>> start TEXT EXTRACT

It is also the home of the country’s oldest racing club, The South African Turf Club, and the internationally-famed races like the Grade 1 J&B Met and Grade 1 L’Ormarins Queen’s Plate that are at the heart of the Western Cape Sizzling Summer Season which runs through from early November to the end of January.
The season stages six other Grade 1 races of national importance from the Avontuur Estate Cape Fillies Guineas and Cape Premier Yearling Sales Guineas to the TBA Paddock Stakes and Klawervlei Majorca Stakes for fillies, the Betting World Cape Flying Championship for the speedsters and the testing Investec Cape Derby.
The three-year-old events have a history of producing top horses that have gone on to win Africa’s Greatest Horseracing Event, the Vodacom Durban July.
The three-month programme of outstanding racing and the status of the Western Cape as one of the three leading racing regions in the country, have grown from the small beginnings on the famous Green Point Common some 210 years ago when, on February 27, 1802, 21 members of the African Turf Club founded the South African Turf Club.
However, racing on the “Common” had taken place over the previous five years with the first recorded meeting at the Cape in 1797. It was the occupation of the Cape by the British that set the racing “industry” in motion with the military dominating racing with mounts from the garrison and a few private individuals becoming involved.
Races were run in heats, usually over 3 200m, with meetings lasting a week and run twice a year in the Spring and Autumn. They were very social events accompanied by balls, Turf Club dinners and special performances at the theatre. Like today’s big race meetings, the fashionable turned out in all their splendour and they were festive occasions.

>> end TEXT EXTRACT
>> start EXCERPTED DATA

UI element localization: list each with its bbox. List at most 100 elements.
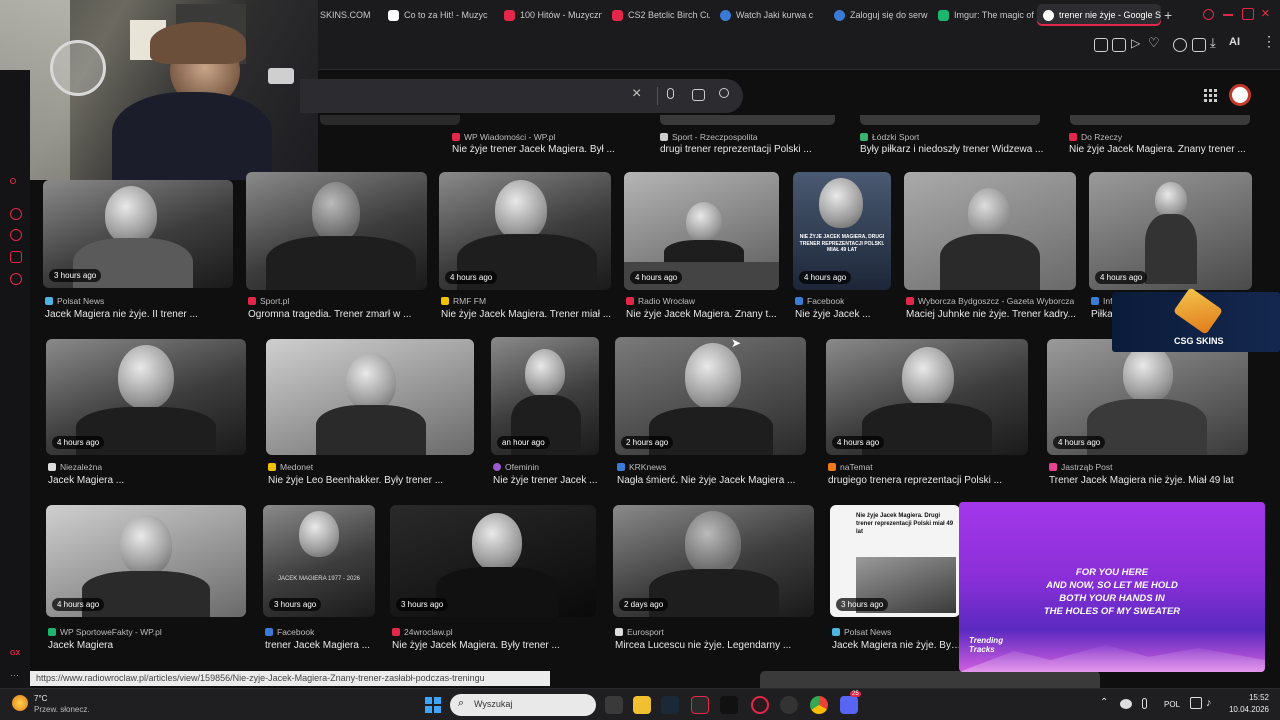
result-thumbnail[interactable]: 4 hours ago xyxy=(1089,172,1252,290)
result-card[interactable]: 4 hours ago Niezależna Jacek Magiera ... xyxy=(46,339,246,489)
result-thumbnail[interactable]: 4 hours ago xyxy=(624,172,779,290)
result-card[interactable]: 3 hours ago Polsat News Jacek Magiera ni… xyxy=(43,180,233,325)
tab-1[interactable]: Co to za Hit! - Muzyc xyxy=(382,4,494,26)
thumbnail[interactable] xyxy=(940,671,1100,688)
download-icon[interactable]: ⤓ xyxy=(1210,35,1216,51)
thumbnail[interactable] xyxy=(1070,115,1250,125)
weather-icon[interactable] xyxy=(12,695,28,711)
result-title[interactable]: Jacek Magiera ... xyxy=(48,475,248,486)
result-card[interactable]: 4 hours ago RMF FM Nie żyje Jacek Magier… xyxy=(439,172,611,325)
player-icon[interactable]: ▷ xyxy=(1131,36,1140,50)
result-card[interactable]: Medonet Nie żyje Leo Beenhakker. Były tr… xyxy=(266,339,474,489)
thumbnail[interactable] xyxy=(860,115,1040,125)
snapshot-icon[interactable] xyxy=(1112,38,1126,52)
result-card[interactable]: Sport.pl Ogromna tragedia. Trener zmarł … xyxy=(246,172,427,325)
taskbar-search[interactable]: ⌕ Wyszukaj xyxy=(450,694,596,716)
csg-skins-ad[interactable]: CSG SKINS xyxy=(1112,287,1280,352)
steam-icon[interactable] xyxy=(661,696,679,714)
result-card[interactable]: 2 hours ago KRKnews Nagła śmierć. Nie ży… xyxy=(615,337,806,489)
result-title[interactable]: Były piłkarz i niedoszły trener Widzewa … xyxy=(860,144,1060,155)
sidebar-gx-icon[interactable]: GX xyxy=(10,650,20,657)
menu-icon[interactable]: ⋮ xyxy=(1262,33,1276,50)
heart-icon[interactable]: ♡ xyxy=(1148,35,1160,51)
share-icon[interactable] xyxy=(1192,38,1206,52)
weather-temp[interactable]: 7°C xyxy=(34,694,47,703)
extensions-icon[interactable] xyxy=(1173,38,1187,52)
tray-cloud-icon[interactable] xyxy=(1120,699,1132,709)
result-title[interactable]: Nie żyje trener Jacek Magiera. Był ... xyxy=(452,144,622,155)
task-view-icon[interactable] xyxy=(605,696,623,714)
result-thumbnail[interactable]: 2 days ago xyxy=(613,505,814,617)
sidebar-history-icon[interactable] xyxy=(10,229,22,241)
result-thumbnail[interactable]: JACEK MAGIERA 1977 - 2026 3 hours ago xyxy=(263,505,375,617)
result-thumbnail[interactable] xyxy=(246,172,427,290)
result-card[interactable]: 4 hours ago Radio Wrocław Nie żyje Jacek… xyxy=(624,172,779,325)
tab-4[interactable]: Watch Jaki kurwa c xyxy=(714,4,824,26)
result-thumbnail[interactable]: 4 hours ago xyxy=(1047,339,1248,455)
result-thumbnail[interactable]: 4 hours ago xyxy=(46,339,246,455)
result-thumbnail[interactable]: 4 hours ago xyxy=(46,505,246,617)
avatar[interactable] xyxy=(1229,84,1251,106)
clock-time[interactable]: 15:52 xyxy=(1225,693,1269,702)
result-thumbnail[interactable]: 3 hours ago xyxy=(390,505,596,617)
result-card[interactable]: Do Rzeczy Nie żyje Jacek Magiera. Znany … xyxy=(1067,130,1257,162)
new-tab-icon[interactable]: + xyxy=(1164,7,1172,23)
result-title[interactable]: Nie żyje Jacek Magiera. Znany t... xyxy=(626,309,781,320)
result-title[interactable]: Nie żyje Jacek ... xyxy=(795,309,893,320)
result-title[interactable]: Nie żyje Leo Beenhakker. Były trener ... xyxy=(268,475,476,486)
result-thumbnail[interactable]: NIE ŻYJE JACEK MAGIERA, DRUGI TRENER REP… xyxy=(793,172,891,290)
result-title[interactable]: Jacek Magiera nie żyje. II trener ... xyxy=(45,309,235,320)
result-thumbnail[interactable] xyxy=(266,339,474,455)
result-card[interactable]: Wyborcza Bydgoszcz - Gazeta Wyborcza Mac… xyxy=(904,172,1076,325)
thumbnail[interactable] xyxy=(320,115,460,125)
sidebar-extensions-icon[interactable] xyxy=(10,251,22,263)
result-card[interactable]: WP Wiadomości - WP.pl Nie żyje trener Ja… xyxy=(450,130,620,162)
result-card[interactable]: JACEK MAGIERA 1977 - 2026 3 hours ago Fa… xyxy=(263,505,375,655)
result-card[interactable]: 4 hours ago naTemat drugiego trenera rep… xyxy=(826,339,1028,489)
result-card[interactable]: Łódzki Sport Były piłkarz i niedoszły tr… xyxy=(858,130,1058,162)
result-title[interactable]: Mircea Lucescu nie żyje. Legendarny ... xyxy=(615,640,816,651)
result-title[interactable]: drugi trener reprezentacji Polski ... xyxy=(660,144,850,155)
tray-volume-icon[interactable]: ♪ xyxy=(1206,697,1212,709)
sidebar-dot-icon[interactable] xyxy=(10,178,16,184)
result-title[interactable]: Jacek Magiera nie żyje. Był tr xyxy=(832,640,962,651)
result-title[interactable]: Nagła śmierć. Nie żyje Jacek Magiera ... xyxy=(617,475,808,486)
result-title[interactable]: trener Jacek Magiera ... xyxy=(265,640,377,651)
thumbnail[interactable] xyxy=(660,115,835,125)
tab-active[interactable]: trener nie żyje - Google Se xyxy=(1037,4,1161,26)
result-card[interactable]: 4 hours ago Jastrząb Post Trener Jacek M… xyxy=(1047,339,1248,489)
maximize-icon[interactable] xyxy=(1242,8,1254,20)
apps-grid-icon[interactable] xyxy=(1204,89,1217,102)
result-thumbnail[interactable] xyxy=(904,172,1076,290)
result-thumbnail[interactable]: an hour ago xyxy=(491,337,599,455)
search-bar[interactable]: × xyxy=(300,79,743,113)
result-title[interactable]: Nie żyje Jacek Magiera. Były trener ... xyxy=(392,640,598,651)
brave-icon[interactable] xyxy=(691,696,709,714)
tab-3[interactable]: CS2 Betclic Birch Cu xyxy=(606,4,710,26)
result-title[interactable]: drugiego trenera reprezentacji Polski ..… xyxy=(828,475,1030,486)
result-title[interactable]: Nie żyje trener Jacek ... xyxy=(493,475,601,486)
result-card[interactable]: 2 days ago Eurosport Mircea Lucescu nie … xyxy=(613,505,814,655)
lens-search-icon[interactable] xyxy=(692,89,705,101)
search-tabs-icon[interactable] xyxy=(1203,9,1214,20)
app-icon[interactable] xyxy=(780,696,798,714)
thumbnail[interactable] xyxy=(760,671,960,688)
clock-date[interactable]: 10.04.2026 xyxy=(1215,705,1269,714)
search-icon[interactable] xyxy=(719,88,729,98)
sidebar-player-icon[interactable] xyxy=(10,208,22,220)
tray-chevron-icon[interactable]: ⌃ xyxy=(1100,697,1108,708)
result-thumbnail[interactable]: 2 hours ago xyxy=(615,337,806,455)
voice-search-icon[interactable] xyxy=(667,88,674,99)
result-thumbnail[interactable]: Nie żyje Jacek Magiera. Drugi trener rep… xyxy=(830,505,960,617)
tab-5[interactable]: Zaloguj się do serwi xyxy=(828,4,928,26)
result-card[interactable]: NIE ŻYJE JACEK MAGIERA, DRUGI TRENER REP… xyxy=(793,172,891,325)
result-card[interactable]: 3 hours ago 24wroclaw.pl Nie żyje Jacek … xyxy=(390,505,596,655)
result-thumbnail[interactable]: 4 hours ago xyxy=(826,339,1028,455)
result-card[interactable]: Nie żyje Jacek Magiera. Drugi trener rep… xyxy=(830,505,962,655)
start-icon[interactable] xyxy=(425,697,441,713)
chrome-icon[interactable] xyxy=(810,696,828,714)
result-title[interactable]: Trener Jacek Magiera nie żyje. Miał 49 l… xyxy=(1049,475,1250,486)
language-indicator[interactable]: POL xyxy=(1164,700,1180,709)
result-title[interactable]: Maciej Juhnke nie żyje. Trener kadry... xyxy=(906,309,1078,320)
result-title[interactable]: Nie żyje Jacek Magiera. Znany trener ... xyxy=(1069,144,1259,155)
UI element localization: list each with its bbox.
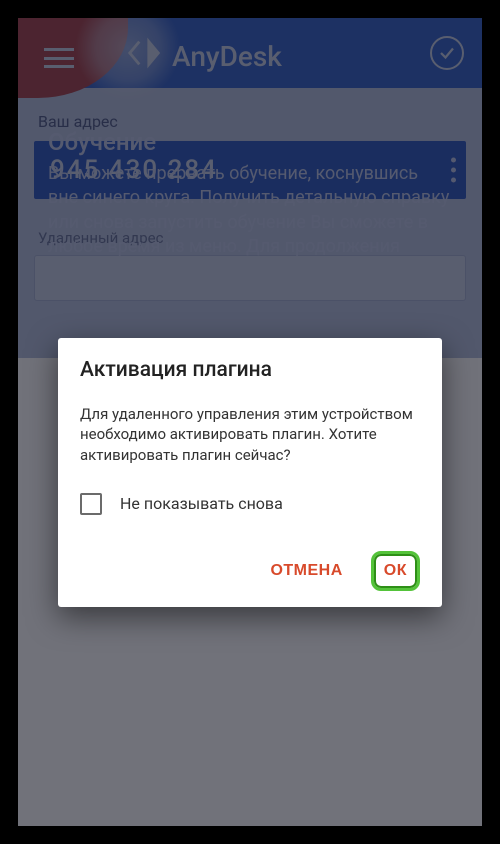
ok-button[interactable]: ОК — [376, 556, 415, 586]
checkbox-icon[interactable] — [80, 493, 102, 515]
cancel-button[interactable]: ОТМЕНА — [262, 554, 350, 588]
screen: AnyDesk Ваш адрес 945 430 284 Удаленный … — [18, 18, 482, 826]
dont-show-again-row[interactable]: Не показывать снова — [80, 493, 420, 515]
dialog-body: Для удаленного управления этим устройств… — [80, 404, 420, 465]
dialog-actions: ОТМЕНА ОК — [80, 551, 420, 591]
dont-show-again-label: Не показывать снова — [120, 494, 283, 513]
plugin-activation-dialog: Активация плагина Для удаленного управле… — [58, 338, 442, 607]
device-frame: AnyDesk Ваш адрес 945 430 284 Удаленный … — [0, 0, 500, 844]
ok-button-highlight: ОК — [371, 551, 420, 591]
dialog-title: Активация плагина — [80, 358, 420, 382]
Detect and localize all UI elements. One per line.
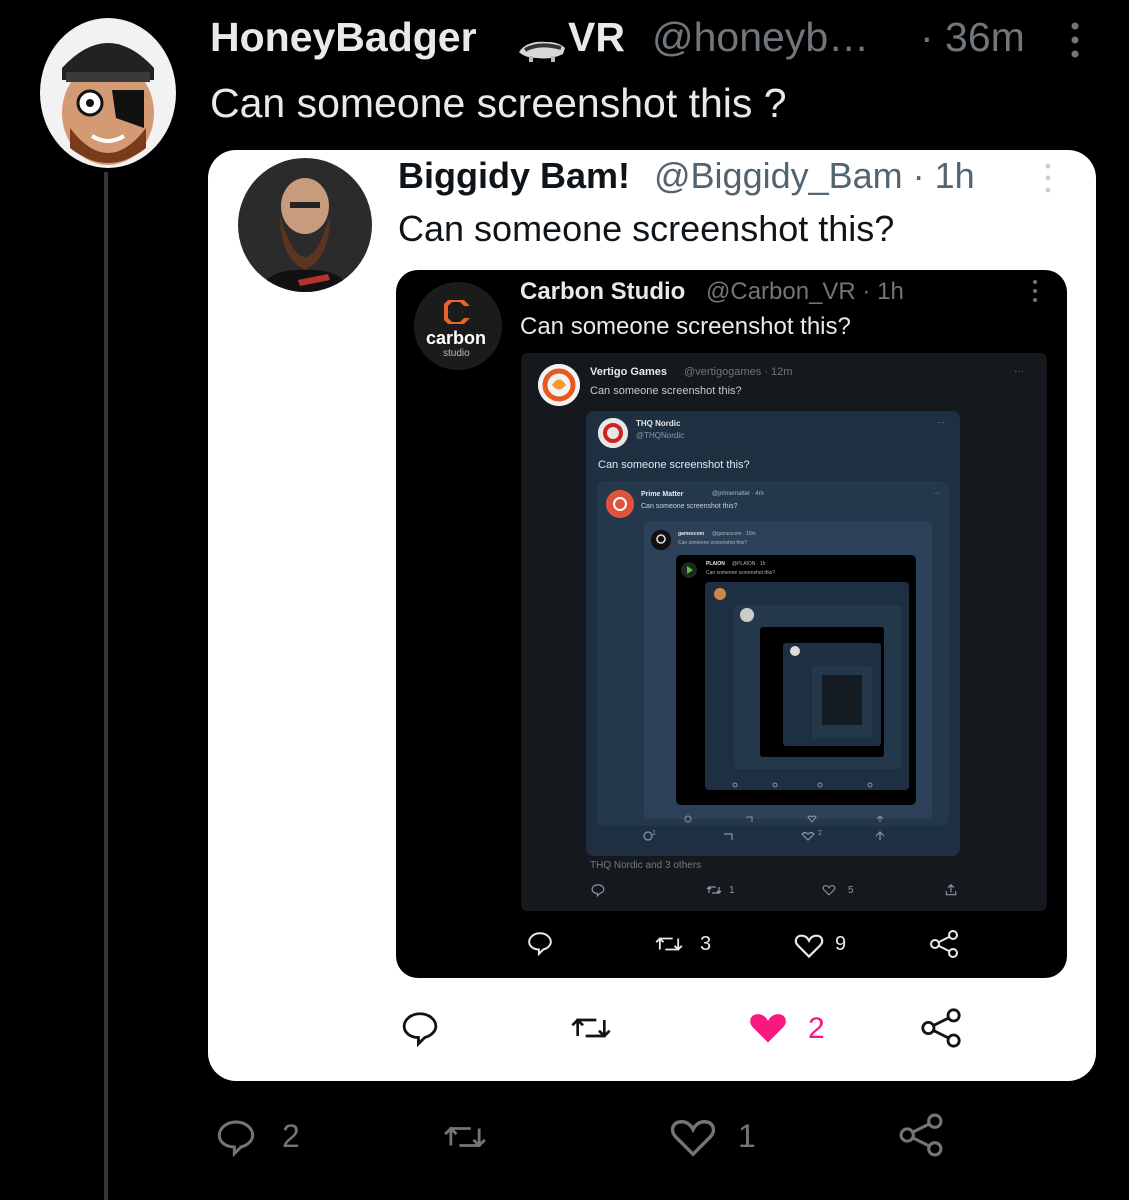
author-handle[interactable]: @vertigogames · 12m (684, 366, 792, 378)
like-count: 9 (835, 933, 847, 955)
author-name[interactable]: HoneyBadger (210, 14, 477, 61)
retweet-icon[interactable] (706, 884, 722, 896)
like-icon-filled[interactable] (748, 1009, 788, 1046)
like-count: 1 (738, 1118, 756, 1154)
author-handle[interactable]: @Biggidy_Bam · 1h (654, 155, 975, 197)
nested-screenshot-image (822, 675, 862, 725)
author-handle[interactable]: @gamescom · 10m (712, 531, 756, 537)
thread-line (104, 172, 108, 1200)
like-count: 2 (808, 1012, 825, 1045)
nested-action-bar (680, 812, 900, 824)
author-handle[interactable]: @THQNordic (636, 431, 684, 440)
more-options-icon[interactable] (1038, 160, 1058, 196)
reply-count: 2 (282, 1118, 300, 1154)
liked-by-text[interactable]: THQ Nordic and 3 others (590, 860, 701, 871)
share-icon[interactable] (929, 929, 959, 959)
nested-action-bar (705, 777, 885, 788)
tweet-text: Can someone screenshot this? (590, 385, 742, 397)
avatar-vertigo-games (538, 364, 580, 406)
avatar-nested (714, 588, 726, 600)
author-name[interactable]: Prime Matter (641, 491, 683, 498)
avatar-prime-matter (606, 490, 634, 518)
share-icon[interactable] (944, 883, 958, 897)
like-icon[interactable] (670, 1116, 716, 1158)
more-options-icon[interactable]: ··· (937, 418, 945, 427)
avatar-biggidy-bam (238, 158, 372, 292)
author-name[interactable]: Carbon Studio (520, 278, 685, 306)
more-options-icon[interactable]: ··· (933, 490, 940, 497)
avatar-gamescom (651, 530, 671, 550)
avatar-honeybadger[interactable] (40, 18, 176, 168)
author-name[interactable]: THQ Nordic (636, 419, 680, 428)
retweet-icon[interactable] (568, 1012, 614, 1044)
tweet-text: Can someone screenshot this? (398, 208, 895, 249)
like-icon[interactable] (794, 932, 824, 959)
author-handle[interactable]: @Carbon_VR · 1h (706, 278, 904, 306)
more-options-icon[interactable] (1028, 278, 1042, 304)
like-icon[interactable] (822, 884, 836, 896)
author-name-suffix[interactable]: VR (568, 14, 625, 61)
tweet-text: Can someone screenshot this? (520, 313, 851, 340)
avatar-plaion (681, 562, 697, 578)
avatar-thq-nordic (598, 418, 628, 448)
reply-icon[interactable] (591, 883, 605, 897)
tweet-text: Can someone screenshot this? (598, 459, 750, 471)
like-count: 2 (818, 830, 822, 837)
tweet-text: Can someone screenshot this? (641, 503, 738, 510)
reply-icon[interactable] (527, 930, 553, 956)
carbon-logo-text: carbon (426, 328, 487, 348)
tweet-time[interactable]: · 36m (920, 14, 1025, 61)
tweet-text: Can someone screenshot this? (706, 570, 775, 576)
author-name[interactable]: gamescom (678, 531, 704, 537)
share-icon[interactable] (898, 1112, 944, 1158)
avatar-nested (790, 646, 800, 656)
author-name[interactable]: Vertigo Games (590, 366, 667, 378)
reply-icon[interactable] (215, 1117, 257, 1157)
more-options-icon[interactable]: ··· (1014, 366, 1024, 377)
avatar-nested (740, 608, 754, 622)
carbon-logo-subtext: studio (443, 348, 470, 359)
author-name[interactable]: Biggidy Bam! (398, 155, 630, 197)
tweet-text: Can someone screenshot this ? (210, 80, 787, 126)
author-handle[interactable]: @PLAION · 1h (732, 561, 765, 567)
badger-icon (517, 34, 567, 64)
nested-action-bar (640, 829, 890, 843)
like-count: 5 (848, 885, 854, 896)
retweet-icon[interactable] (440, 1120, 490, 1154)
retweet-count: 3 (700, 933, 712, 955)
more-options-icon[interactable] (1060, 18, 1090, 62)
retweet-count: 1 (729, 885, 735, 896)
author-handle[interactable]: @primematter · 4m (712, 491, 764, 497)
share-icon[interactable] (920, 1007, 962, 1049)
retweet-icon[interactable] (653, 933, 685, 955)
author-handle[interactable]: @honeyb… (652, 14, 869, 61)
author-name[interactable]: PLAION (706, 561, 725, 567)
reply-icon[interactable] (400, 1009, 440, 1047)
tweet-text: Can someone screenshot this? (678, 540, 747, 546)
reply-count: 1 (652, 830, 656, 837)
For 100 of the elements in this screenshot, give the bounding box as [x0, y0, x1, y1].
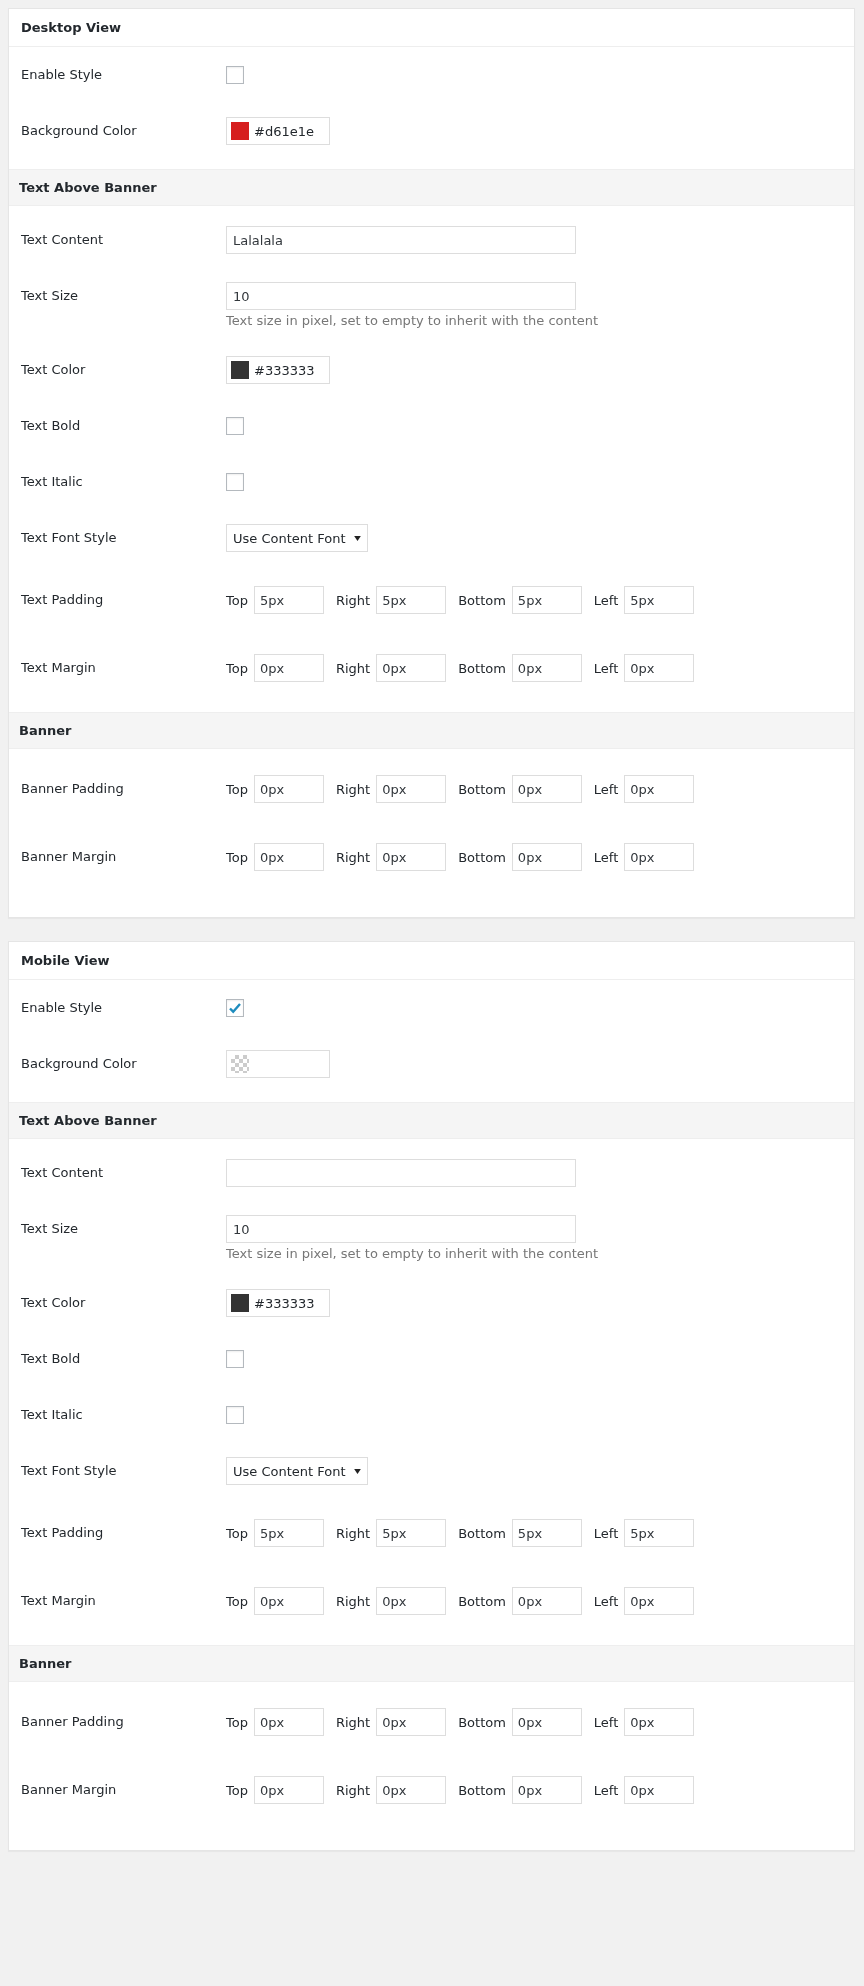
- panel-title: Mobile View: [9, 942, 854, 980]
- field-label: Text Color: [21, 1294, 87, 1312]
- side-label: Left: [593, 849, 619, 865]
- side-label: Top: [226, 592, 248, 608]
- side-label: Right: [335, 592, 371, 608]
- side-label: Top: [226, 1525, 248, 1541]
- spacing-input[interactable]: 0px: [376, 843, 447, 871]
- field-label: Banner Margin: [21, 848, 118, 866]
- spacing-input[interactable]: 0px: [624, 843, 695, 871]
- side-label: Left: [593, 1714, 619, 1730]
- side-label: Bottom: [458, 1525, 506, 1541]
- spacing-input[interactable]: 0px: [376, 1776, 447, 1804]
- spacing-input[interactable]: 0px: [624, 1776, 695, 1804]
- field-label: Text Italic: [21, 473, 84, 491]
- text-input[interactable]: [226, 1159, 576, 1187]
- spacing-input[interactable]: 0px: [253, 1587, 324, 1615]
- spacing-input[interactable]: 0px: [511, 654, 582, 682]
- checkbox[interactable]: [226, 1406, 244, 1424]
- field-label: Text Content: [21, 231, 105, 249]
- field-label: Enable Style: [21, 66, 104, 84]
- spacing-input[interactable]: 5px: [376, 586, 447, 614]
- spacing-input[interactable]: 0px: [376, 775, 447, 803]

>> end EXCERPTED DATA

§ **CHALLENGES**
**1.** From the Cape racing text, can you extract word for word the passage starting with "Races were run" and going on through "were festive occasions."?
**2.** Do these statements agree with the Cape racing text? For each, answer yes or no and quote the deciding words.
(a) The Western Cape Sizzling Summer Season runs from early November to the end of January.
(b) The South African Turf Club was founded in 1797.
(c) The early race meetings were held twice a year, in Summer and Winter.
**3.** According to the Cape racing text, what set the racing "industry" at the Cape in motion, and who dominated racing as a result? Answer in one to three sentences.

§ **REPLIES**
**1.**
Races were run in heats, usually over 3 200m, with meetings lasting a week and run twice a year in the Spring and Autumn. They were very social events accompanied by balls, Turf Club dinners and special performances at the theatre. Like today’s big race meetings, the fashionable turned out in all their splendour and they were festive occasions.

**2.**
(a) Yes: "which runs through from early November to the end of January"
(b) No: "on February 27, 1802, 21 members of the African Turf Club founded the South African Turf Club"
(c) No: "run twice a year in the Spring and Autumn"

**3.** The British occupation of the Cape set the racing "industry" in motion. The military dominated racing with mounts from the garrison, and a few private individuals also became involved.